Record set:

=======

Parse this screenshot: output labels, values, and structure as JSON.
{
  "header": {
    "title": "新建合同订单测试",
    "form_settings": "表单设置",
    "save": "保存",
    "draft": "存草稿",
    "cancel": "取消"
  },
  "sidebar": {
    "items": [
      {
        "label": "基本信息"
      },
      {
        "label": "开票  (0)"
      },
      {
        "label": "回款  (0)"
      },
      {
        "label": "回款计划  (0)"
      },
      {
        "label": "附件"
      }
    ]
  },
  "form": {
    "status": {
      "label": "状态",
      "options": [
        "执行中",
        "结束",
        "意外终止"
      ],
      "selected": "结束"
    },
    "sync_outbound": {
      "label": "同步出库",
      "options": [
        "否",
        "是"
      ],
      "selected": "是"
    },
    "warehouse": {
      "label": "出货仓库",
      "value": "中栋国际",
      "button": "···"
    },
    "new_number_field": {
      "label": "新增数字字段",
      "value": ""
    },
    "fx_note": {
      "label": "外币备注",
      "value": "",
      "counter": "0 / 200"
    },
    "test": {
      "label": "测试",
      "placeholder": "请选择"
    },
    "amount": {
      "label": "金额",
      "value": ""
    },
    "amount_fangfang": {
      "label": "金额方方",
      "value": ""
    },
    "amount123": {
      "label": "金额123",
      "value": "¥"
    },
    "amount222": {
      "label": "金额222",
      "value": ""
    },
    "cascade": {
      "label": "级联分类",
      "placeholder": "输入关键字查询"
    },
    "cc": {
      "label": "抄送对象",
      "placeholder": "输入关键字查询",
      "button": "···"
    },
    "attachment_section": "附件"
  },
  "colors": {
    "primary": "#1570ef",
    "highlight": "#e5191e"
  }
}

=======

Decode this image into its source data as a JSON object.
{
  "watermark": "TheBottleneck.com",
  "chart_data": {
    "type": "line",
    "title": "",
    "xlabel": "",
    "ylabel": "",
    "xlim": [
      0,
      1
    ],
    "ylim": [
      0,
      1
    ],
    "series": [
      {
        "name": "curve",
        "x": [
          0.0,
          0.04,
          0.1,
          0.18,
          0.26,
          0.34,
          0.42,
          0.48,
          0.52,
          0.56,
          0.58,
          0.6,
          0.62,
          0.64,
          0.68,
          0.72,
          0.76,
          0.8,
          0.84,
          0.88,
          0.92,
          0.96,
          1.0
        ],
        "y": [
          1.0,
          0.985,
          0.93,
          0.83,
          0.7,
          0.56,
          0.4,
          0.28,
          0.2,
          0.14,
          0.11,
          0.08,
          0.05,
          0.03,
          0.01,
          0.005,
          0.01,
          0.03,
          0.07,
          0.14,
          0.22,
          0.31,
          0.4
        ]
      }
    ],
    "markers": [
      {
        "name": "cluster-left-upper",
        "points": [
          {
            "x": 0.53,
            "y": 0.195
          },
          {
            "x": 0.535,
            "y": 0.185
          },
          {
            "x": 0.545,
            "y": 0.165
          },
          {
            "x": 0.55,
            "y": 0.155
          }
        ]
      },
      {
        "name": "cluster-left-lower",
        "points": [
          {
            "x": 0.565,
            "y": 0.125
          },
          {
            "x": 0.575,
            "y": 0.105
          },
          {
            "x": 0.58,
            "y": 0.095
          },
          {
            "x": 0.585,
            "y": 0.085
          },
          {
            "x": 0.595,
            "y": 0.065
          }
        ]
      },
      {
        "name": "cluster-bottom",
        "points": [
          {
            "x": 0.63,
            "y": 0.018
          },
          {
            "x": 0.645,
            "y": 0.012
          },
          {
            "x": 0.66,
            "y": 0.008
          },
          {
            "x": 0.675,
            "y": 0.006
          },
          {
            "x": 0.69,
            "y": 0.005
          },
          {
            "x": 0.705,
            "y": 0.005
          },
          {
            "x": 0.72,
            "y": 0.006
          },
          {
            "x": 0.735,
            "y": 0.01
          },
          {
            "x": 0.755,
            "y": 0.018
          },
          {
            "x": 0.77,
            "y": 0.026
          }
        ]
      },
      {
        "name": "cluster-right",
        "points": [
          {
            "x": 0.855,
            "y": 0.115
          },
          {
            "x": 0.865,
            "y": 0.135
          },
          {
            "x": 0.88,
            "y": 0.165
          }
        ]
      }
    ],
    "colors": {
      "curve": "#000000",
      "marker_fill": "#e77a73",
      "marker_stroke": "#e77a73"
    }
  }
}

=======

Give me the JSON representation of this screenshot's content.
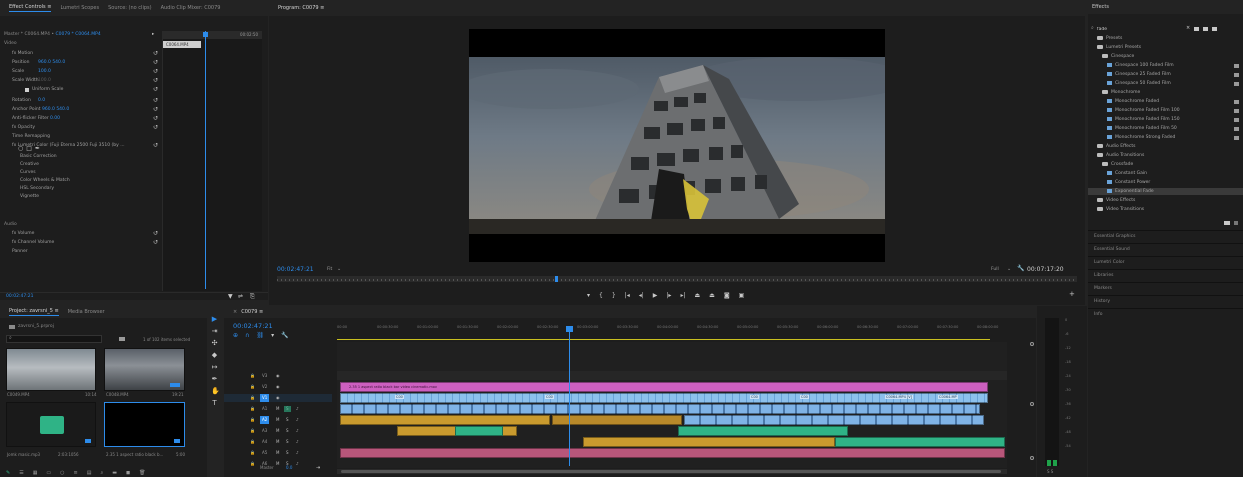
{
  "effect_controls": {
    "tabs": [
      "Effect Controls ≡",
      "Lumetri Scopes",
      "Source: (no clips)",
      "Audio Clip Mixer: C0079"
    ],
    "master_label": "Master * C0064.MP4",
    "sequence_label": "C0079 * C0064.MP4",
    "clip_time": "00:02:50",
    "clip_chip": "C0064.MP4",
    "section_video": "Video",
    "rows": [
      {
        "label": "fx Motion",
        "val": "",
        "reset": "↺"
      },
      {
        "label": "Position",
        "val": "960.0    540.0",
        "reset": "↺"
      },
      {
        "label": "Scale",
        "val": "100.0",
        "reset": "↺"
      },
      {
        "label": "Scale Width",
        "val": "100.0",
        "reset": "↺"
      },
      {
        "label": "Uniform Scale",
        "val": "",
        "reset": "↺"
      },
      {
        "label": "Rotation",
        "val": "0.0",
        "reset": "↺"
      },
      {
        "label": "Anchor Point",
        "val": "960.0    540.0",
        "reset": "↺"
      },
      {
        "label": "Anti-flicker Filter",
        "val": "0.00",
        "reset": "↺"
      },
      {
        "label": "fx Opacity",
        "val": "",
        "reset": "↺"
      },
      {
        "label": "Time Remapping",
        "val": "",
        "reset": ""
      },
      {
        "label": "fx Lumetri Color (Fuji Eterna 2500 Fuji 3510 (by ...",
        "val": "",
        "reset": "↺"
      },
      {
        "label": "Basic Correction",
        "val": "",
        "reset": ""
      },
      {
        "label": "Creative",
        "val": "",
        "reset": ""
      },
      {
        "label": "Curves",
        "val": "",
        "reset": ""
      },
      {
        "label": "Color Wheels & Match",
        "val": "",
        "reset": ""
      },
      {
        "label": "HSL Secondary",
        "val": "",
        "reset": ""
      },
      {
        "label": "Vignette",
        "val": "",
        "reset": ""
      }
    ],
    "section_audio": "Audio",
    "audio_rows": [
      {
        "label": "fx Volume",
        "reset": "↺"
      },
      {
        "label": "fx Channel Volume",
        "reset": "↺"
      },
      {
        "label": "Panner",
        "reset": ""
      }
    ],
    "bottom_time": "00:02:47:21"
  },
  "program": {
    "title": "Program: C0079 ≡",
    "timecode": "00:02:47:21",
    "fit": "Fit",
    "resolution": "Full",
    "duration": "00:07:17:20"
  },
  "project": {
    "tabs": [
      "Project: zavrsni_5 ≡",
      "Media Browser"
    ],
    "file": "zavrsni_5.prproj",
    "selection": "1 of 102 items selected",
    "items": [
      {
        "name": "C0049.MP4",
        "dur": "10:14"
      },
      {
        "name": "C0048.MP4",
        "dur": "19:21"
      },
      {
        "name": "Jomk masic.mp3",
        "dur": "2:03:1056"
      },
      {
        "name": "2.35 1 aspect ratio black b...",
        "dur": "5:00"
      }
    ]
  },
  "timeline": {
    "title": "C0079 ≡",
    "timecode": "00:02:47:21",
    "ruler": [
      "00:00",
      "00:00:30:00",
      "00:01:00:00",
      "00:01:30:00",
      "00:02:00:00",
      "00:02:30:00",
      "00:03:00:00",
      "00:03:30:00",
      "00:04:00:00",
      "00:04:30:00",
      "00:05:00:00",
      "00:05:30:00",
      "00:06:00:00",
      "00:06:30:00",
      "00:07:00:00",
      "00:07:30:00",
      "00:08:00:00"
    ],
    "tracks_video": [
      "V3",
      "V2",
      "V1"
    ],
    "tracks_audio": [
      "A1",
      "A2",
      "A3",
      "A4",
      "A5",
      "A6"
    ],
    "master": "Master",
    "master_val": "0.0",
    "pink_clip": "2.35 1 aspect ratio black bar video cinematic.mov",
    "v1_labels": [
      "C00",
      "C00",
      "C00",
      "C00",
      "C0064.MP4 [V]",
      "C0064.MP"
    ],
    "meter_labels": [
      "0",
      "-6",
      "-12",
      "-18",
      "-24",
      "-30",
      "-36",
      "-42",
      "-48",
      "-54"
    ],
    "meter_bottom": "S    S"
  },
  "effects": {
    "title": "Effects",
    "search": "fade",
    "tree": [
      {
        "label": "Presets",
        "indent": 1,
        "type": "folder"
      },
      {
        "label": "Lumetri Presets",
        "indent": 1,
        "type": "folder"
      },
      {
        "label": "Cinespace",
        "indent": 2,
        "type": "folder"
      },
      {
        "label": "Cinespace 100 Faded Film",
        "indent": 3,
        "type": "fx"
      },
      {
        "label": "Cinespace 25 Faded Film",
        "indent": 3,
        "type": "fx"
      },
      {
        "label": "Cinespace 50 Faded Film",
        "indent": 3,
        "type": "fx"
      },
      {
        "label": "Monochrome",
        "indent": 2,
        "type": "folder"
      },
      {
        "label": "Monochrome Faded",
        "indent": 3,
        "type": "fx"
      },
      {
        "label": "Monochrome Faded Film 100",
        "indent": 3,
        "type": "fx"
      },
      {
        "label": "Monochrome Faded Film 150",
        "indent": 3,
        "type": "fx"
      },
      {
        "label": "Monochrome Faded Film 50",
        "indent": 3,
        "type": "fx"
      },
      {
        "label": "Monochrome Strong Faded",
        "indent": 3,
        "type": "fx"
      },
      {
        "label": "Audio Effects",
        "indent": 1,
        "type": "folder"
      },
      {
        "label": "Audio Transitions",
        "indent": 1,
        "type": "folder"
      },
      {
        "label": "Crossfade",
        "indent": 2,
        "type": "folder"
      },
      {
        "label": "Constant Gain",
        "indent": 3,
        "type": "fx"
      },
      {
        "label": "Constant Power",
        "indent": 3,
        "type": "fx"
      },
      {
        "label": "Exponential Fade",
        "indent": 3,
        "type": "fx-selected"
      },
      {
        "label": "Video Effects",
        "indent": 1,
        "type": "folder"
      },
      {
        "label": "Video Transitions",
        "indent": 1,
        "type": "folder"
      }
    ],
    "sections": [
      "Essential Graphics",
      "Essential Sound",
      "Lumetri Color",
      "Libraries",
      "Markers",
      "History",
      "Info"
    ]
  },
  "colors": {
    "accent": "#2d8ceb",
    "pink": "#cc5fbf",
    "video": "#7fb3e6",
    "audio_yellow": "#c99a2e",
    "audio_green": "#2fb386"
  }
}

=======

Aim: Each line containing the word "Essential" counts once; say how many such lines there are, giving only the number.

Result for this task: 2